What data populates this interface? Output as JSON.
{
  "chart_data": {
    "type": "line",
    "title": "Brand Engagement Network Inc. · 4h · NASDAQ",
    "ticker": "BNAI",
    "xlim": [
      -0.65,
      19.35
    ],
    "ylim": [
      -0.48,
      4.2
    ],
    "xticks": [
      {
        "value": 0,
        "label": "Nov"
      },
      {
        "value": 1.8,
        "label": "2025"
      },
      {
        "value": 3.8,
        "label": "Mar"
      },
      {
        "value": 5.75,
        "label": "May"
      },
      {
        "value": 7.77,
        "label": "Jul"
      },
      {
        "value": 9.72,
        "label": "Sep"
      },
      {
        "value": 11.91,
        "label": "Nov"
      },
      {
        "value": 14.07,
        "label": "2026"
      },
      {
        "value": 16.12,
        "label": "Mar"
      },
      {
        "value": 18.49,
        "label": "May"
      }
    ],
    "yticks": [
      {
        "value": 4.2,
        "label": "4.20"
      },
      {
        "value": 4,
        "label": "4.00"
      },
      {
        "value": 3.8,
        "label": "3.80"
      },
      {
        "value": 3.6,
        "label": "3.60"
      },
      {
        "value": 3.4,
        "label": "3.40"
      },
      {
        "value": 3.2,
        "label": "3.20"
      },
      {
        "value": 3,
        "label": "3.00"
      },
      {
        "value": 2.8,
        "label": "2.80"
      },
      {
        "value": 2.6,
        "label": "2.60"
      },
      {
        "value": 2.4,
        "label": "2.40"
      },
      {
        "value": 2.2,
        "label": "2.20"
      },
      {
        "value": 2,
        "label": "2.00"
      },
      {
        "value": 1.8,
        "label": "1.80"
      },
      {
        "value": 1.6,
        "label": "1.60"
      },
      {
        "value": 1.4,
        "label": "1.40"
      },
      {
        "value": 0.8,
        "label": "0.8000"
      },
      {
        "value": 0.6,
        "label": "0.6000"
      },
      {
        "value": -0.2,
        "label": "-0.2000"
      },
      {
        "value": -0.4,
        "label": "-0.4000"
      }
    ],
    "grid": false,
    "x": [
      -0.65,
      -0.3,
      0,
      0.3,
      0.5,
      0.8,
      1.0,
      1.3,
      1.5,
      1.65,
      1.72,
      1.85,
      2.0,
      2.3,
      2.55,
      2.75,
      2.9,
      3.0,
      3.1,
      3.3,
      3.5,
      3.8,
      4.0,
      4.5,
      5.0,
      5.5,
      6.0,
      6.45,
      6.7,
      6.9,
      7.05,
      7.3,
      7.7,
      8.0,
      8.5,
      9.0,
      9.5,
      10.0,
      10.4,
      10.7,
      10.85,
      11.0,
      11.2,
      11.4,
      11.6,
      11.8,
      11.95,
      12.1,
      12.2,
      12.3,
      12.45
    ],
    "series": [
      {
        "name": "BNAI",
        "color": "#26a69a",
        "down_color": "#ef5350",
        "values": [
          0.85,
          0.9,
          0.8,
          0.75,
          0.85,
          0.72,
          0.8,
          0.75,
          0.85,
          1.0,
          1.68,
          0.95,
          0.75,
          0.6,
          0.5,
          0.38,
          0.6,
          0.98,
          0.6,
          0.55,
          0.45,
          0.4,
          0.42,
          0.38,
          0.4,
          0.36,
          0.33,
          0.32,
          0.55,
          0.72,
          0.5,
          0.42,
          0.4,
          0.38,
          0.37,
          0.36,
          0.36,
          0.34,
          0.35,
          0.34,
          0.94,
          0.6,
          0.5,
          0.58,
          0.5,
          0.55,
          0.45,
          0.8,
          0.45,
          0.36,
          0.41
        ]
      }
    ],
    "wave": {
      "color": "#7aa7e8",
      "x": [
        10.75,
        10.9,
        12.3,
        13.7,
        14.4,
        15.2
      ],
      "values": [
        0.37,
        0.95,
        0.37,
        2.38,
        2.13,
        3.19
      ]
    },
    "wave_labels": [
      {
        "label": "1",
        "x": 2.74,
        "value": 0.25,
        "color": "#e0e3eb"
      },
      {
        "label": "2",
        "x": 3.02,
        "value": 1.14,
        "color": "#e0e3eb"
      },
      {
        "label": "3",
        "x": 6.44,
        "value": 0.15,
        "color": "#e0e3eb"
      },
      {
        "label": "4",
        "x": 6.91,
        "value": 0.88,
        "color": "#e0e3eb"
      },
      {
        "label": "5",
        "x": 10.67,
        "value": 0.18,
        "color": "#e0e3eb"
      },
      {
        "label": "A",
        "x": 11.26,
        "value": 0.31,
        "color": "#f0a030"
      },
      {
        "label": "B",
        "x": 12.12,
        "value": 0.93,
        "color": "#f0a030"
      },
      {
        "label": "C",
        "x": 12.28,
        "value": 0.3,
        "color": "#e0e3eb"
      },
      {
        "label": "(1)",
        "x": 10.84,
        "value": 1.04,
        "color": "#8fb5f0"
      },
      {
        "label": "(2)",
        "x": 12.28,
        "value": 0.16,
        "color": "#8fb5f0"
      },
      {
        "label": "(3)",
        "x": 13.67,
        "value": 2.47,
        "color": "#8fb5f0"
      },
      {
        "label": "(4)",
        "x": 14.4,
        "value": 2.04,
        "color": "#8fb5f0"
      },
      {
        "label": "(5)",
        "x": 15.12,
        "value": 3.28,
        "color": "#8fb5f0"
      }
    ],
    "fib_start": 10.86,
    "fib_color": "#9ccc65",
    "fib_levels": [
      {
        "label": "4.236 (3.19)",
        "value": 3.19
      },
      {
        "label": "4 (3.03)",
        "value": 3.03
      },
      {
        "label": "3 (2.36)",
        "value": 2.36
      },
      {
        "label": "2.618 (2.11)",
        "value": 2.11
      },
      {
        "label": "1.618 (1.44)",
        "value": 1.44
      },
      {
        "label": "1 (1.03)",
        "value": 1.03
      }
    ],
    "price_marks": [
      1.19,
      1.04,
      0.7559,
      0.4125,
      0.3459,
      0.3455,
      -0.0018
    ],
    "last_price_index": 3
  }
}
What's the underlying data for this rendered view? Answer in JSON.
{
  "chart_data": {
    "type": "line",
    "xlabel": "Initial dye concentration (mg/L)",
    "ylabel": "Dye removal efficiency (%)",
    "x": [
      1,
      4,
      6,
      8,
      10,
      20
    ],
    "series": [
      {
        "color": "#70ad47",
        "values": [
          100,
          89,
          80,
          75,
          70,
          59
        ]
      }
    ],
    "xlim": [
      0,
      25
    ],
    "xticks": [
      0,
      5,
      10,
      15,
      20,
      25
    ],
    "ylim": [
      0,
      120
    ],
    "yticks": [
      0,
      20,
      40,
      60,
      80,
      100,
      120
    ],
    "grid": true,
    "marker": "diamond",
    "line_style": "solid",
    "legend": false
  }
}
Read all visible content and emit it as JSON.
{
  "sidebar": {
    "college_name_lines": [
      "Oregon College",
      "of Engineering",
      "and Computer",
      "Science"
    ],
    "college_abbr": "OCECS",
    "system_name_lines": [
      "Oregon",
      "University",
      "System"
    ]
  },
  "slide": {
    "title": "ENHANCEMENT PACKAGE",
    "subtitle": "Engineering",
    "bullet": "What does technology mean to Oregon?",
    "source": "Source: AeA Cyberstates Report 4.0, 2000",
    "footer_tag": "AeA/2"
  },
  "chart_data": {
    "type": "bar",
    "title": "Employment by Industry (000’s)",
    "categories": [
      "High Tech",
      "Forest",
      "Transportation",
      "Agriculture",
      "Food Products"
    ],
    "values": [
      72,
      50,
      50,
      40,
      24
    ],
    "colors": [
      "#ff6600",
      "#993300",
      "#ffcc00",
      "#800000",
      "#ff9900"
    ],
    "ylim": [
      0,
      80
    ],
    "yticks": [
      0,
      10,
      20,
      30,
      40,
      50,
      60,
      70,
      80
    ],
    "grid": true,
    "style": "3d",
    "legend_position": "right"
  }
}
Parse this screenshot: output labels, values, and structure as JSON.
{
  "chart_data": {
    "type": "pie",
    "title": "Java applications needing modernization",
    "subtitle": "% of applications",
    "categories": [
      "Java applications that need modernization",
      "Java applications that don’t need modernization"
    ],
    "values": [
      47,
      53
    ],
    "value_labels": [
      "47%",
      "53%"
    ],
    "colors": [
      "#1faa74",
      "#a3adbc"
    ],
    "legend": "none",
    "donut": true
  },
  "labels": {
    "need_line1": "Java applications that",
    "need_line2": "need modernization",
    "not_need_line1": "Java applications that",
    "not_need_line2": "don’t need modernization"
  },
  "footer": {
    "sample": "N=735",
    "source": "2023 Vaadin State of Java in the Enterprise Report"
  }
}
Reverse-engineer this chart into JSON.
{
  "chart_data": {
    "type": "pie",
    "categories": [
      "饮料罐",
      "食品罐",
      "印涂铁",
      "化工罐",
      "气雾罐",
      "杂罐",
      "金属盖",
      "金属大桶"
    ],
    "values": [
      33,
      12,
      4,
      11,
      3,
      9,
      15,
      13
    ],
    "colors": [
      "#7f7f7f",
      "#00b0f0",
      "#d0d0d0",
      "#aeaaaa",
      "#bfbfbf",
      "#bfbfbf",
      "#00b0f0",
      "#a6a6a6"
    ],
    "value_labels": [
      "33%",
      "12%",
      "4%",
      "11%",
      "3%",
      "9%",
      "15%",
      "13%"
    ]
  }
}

• EXERCISE DETAILS
Quote the line that contains "Reverse-engineer this chart into JSON." and each line after it through the end of the data, exactly, leaving out everything else.

• THE ANSWER
Reverse-engineer this chart into JSON.
{
  "chart_data": {
    "type": "pie",
    "categories": [
      "饮料罐",
      "食品罐",
      "印涂铁",
      "化工罐",
      "气雾罐",
      "杂罐",
      "金属盖",
      "金属大桶"
    ],
    "values": [
      33,
      12,
      4,
      11,
      3,
      9,
      15,
      13
    ],
    "colors": [
      "#7f7f7f",
      "#00b0f0",
      "#d0d0d0",
      "#aeaaaa",
      "#bfbfbf",
      "#bfbfbf",
      "#00b0f0",
      "#a6a6a6"
    ],
    "value_labels": [
      "33%",
      "12%",
      "4%",
      "11%",
      "3%",
      "9%",
      "15%",
      "13%"
    ]
  }
}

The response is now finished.